• What this task involves
From the entries that follow, pick out all lines holding "ERROR".

==============================

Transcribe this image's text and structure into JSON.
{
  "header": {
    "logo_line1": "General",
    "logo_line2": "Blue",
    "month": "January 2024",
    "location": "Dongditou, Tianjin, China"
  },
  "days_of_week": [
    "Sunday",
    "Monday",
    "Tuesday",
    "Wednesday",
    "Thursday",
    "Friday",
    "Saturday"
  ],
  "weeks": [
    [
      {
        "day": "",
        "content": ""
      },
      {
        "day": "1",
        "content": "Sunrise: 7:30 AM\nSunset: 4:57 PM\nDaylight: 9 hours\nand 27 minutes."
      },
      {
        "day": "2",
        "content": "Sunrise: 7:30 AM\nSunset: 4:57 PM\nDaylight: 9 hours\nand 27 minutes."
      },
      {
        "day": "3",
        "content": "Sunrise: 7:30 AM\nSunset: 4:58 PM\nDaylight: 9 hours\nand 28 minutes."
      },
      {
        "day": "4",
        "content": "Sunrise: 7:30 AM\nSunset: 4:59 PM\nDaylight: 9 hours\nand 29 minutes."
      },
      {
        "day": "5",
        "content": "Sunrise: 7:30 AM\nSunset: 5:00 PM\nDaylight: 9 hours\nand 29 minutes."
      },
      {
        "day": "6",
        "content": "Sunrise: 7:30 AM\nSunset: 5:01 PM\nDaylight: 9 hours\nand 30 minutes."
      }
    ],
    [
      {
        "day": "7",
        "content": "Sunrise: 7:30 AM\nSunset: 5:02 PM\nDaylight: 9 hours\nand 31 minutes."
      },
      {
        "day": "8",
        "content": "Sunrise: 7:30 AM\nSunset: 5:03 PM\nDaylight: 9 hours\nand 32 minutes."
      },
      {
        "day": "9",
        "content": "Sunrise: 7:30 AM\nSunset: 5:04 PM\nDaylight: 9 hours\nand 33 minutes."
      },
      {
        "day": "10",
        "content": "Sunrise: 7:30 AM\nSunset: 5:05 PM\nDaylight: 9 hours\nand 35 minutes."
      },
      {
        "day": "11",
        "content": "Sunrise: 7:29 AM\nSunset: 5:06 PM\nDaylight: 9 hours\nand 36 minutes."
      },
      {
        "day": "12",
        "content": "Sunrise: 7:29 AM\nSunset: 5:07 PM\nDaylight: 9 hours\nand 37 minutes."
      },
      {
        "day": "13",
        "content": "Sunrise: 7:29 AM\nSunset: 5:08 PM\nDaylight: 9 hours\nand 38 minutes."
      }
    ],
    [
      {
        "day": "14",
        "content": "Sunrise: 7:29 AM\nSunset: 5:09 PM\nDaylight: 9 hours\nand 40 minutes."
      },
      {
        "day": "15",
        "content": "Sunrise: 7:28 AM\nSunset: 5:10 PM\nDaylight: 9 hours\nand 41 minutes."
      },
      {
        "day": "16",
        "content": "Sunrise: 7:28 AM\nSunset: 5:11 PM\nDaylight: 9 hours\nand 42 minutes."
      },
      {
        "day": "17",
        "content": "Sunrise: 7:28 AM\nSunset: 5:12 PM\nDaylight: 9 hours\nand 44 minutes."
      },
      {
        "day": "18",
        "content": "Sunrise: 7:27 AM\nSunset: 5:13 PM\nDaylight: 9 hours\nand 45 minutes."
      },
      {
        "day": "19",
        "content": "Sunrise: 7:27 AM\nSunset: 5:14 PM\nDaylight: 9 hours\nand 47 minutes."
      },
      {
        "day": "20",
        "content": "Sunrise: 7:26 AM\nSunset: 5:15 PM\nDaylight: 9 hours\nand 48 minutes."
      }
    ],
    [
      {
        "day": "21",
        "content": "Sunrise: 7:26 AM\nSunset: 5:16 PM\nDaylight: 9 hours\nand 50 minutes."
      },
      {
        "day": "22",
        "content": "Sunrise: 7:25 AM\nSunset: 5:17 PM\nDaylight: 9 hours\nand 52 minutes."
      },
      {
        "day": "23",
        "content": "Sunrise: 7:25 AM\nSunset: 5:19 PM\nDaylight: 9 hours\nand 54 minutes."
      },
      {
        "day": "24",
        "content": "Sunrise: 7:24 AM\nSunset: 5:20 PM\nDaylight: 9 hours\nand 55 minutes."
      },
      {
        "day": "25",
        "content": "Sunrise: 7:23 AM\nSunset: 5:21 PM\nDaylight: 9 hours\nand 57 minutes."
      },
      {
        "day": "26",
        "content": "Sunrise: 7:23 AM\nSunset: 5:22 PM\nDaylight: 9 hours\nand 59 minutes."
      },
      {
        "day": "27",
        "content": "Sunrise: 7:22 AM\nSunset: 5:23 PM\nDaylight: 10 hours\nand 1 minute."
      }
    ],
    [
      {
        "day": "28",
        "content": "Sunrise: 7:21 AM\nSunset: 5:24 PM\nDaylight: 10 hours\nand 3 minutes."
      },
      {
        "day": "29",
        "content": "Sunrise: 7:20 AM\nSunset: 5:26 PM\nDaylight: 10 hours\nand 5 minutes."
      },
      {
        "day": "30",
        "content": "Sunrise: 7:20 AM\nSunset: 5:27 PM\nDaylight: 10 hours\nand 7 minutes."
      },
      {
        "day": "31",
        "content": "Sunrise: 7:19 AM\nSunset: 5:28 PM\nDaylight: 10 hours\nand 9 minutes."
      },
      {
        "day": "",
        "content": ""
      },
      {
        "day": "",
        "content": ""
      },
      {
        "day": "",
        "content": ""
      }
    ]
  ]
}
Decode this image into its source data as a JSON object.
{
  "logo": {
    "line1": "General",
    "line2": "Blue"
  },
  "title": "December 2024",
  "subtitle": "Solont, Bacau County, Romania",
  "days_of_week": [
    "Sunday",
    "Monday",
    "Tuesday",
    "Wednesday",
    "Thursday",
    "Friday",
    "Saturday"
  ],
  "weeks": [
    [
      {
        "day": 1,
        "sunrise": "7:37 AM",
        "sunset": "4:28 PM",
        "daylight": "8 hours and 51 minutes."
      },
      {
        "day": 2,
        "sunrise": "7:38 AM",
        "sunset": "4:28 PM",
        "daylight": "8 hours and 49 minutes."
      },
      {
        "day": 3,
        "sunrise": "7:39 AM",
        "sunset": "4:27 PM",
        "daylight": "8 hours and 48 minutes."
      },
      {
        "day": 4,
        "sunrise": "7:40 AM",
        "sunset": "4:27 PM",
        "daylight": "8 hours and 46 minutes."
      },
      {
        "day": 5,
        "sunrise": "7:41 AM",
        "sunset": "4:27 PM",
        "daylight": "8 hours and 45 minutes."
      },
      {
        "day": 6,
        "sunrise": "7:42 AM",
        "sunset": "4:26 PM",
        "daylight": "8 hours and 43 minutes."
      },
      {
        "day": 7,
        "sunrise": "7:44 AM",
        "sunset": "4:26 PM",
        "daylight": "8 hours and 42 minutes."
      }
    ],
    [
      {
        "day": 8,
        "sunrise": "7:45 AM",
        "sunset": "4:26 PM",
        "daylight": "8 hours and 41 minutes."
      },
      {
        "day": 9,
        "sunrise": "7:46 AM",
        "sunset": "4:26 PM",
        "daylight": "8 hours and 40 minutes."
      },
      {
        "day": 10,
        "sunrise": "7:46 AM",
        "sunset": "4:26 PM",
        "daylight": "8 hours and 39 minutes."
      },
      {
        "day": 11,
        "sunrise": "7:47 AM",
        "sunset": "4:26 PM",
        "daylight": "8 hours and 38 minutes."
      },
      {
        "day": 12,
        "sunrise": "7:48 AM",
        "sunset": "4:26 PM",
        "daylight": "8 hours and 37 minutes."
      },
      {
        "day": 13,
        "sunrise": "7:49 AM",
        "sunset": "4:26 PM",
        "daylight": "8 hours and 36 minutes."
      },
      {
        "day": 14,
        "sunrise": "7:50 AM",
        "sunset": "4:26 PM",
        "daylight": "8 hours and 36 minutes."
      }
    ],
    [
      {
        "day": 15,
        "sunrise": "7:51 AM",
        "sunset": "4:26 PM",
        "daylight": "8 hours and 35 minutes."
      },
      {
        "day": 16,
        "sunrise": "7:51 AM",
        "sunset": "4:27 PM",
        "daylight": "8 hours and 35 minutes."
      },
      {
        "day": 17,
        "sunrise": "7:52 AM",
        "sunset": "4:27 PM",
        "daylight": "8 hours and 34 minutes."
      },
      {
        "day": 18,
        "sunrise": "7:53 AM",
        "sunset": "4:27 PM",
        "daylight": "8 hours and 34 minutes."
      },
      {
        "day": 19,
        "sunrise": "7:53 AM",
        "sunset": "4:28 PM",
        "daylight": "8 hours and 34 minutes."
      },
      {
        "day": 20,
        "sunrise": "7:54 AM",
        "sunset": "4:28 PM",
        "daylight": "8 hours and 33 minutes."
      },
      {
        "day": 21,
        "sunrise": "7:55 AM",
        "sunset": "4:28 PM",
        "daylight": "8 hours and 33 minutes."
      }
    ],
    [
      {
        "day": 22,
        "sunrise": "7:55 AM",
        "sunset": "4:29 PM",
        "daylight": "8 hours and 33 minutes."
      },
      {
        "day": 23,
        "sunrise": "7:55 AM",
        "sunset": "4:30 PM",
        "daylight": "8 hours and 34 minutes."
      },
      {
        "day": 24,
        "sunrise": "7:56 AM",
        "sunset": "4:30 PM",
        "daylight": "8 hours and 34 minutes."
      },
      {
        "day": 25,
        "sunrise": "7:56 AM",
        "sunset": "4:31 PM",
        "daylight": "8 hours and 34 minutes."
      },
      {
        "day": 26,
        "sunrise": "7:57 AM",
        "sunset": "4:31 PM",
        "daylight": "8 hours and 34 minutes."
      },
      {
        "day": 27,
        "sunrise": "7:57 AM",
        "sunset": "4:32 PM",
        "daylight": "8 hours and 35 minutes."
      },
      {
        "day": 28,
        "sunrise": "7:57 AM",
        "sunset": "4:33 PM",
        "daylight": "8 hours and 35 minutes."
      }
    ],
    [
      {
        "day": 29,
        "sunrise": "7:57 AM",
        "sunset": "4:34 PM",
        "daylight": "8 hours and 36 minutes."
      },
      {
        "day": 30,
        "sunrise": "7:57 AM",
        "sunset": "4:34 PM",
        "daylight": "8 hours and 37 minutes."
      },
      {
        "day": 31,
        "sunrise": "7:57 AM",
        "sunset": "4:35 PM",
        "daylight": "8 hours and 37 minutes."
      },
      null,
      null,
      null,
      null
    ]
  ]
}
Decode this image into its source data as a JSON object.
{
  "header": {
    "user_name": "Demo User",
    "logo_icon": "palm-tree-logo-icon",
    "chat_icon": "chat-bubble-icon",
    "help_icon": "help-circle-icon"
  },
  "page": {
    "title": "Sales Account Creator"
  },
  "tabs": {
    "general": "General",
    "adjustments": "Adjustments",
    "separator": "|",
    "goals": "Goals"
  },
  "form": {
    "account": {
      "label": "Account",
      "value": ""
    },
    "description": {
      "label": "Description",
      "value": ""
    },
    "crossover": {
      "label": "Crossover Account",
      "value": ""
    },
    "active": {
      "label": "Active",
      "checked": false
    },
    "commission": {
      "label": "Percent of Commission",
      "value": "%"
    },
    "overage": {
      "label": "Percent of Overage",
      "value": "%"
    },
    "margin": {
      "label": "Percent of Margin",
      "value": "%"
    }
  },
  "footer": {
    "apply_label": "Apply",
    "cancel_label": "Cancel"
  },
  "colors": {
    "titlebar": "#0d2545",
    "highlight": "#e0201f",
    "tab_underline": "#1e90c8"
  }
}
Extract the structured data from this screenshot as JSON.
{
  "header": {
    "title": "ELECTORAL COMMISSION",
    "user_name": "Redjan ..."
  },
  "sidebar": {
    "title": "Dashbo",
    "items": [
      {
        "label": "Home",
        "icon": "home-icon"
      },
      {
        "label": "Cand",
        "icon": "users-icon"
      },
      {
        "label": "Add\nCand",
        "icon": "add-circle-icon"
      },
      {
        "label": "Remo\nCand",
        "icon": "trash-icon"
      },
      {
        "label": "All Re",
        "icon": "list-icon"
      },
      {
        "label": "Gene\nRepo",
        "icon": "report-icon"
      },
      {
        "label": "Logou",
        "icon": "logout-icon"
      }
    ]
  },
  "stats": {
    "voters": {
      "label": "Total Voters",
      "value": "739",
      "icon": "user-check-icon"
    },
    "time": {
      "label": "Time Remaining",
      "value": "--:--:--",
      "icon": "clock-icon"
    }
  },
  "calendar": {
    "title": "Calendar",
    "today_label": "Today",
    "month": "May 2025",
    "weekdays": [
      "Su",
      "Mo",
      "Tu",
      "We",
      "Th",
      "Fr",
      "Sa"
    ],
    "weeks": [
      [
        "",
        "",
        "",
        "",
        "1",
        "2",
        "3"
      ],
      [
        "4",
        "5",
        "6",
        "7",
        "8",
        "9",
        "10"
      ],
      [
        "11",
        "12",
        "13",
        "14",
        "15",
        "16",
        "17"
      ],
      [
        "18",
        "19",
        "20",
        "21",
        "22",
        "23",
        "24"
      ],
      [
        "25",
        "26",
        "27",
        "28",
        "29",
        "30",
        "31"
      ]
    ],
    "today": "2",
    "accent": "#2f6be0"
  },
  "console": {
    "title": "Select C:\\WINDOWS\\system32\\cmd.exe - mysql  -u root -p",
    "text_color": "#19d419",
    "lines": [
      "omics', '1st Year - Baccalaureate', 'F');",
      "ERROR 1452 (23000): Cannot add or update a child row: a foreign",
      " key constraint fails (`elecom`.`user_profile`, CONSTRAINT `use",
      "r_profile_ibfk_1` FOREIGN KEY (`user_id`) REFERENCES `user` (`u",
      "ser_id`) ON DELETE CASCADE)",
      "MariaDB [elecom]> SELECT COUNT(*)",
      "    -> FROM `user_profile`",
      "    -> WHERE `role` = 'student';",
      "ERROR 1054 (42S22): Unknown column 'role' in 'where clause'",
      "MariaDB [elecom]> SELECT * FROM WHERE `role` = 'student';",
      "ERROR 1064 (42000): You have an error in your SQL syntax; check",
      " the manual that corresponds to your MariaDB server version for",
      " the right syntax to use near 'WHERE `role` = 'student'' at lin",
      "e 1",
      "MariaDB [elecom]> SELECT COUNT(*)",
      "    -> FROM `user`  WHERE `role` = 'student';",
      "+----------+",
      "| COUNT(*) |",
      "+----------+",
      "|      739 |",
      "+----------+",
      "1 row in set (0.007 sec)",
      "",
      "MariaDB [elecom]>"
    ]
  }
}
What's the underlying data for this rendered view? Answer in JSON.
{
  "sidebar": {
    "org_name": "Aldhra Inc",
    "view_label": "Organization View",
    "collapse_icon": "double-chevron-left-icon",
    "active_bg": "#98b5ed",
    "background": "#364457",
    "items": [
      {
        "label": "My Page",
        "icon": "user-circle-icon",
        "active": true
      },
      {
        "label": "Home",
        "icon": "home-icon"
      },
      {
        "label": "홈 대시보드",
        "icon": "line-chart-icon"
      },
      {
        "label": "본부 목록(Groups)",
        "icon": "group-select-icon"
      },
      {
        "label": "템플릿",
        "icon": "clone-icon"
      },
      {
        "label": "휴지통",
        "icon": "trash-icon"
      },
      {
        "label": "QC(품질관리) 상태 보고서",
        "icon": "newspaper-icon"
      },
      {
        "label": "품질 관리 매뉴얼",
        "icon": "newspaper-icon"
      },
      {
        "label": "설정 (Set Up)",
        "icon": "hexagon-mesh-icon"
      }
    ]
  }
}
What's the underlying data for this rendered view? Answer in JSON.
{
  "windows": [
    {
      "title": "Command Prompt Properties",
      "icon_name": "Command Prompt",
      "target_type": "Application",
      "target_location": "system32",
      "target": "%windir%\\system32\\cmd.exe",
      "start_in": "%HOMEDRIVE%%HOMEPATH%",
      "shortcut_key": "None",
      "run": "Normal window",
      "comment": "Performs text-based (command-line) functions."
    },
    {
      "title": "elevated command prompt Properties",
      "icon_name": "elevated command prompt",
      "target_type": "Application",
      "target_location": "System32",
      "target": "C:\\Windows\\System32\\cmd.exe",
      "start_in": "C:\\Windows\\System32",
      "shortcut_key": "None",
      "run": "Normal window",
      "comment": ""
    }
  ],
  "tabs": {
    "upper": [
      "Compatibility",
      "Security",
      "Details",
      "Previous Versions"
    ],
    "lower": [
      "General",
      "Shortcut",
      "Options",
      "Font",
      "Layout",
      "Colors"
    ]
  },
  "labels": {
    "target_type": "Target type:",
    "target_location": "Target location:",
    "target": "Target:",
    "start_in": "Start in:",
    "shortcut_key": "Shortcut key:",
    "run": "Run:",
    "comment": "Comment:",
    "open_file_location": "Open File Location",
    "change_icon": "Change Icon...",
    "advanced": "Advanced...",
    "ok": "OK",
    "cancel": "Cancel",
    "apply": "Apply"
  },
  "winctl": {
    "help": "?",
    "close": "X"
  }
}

==============================

• Written solution
      "ERROR 1452 (23000): Cannot add or update a child row: a foreign",
      "ERROR 1054 (42S22): Unknown column 'role' in 'where clause'",
      "ERROR 1064 (42000): You have an error in your SQL syntax; check",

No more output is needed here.